+++ Material shown
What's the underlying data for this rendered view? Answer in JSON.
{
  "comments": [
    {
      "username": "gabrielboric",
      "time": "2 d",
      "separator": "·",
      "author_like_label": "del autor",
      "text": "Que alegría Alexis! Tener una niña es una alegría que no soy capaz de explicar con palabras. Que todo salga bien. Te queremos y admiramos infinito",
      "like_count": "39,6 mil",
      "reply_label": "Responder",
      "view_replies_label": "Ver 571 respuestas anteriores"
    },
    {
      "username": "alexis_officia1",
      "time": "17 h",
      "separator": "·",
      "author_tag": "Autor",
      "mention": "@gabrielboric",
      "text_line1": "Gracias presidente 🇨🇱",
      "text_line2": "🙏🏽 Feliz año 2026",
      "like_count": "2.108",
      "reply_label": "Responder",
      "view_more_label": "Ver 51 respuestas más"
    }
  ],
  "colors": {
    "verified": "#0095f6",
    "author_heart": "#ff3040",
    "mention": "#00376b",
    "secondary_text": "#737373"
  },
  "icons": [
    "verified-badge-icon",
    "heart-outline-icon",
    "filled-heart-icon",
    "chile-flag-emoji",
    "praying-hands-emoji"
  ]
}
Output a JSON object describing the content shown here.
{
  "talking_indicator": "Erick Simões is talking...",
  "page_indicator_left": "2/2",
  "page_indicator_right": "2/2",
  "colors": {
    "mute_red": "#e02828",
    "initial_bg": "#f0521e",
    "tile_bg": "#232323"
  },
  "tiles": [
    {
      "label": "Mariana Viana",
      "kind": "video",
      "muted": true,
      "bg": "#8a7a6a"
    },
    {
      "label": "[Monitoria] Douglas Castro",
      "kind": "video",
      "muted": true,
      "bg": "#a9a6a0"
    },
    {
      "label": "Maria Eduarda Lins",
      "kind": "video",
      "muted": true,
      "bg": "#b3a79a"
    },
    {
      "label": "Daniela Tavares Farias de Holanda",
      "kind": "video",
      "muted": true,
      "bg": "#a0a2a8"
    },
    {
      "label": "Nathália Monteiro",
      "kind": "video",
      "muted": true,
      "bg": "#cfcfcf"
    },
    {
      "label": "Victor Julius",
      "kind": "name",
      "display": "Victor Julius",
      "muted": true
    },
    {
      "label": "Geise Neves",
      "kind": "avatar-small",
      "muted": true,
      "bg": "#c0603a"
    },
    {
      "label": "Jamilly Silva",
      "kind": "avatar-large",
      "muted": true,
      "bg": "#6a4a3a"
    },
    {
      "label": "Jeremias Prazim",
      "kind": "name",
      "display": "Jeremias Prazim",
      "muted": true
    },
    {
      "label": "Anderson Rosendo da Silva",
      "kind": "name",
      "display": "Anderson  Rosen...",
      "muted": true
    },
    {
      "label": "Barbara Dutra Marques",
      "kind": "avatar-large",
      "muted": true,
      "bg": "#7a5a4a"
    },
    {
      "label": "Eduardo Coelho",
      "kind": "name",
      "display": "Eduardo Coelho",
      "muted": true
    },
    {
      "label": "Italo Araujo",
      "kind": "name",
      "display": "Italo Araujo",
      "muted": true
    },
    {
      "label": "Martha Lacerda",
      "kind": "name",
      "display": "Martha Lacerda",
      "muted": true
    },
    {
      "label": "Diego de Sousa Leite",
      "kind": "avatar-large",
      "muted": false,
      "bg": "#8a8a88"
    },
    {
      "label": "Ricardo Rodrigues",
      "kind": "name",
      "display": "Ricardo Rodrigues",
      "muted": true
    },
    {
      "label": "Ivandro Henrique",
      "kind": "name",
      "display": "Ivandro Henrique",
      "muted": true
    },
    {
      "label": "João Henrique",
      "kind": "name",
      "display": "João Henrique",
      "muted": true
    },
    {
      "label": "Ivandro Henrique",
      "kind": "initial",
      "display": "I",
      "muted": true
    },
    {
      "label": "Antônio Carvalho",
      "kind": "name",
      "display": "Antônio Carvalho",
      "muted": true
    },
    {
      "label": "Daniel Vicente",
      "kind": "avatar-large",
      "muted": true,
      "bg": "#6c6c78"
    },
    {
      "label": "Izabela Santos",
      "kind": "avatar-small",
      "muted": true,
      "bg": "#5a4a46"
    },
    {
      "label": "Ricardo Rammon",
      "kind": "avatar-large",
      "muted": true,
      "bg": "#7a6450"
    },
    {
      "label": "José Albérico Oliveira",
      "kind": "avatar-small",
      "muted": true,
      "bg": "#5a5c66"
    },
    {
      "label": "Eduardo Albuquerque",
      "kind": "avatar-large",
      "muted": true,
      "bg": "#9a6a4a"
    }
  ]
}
++++++
Above are some records; extract every one of them exactly.

* [Solved problem]:
What's the underlying data for this rendered view? Answer in JSON.
{
  "comments": [
    {
      "username": "gabrielboric",
      "time": "2 d",
      "separator": "·",
      "author_like_label": "del autor",
      "text": "Que alegría Alexis! Tener una niña es una alegría que no soy capaz de explicar con palabras. Que todo salga bien. Te queremos y admiramos infinito",
      "like_count": "39,6 mil",
      "reply_label": "Responder",
      "view_replies_label": "Ver 571 respuestas anteriores"
    },
    {
      "username": "alexis_officia1",
      "time": "17 h",
      "separator": "·",
      "author_tag": "Autor",
      "mention": "@gabrielboric",
      "text_line1": "Gracias presidente 🇨🇱",
      "text_line2": "🙏🏽 Feliz año 2026",
      "like_count": "2.108",
      "reply_label": "Responder",
      "view_more_label": "Ver 51 respuestas más"
    }
  ],
  "colors": {
    "verified": "#0095f6",
    "author_heart": "#ff3040",
    "mention": "#00376b",
    "secondary_text": "#737373"
  },
  "icons": [
    "verified-badge-icon",
    "heart-outline-icon",
    "filled-heart-icon",
    "chile-flag-emoji",
    "praying-hands-emoji"
  ]
}
Output a JSON object describing the content shown here.
{
  "talking_indicator": "Erick Simões is talking...",
  "page_indicator_left": "2/2",
  "page_indicator_right": "2/2",
  "colors": {
    "mute_red": "#e02828",
    "initial_bg": "#f0521e",
    "tile_bg": "#232323"
  },
  "tiles": [
    {
      "label": "Mariana Viana",
      "kind": "video",
      "muted": true,
      "bg": "#8a7a6a"
    },
    {
      "label": "[Monitoria] Douglas Castro",
      "kind": "video",
      "muted": true,
      "bg": "#a9a6a0"
    },
    {
      "label": "Maria Eduarda Lins",
      "kind": "video",
      "muted": true,
      "bg": "#b3a79a"
    },
    {
      "label": "Daniela Tavares Farias de Holanda",
      "kind": "video",
      "muted": true,
      "bg": "#a0a2a8"
    },
    {
      "label": "Nathália Monteiro",
      "kind": "video",
      "muted": true,
      "bg": "#cfcfcf"
    },
    {
      "label": "Victor Julius",
      "kind": "name",
      "display": "Victor Julius",
      "muted": true
    },
    {
      "label": "Geise Neves",
      "kind": "avatar-small",
      "muted": true,
      "bg": "#c0603a"
    },
    {
      "label": "Jamilly Silva",
      "kind": "avatar-large",
      "muted": true,
      "bg": "#6a4a3a"
    },
    {
      "label": "Jeremias Prazim",
      "kind": "name",
      "display": "Jeremias Prazim",
      "muted": true
    },
    {
      "label": "Anderson Rosendo da Silva",
      "kind": "name",
      "display": "Anderson  Rosen...",
      "muted": true
    },
    {
      "label": "Barbara Dutra Marques",
      "kind": "avatar-large",
      "muted": true,
      "bg": "#7a5a4a"
    },
    {
      "label": "Eduardo Coelho",
      "kind": "name",
      "display": "Eduardo Coelho",
      "muted": true
    },
    {
      "label": "Italo Araujo",
      "kind": "name",
      "display": "Italo Araujo",
      "muted": true
    },
    {
      "label": "Martha Lacerda",
      "kind": "name",
      "display": "Martha Lacerda",
      "muted": true
    },
    {
      "label": "Diego de Sousa Leite",
      "kind": "avatar-large",
      "muted": false,
      "bg": "#8a8a88"
    },
    {
      "label": "Ricardo Rodrigues",
      "kind": "name",
      "display": "Ricardo Rodrigues",
      "muted": true
    },
    {
      "label": "Ivandro Henrique",
      "kind": "name",
      "display": "Ivandro Henrique",
      "muted": true
    },
    {
      "label": "João Henrique",
      "kind": "name",
      "display": "João Henrique",
      "muted": true
    },
    {
      "label": "Ivandro Henrique",
      "kind": "initial",
      "display": "I",
      "muted": true
    },
    {
      "label": "Antônio Carvalho",
      "kind": "name",
      "display": "Antônio Carvalho",
      "muted": true
    },
    {
      "label": "Daniel Vicente",
      "kind": "avatar-large",
      "muted": true,
      "bg": "#6c6c78"
    },
    {
      "label": "Izabela Santos",
      "kind": "avatar-small",
      "muted": true,
      "bg": "#5a4a46"
    },
    {
      "label": "Ricardo Rammon",
      "kind": "avatar-large",
      "muted": true,
      "bg": "#7a6450"
    },
    {
      "label": "José Albérico Oliveira",
      "kind": "avatar-small",
      "muted": true,
      "bg": "#5a5c66"
    },
    {
      "label": "Eduardo Albuquerque",
      "kind": "avatar-large",
      "muted": true,
      "bg": "#9a6a4a"
    }
  ]
}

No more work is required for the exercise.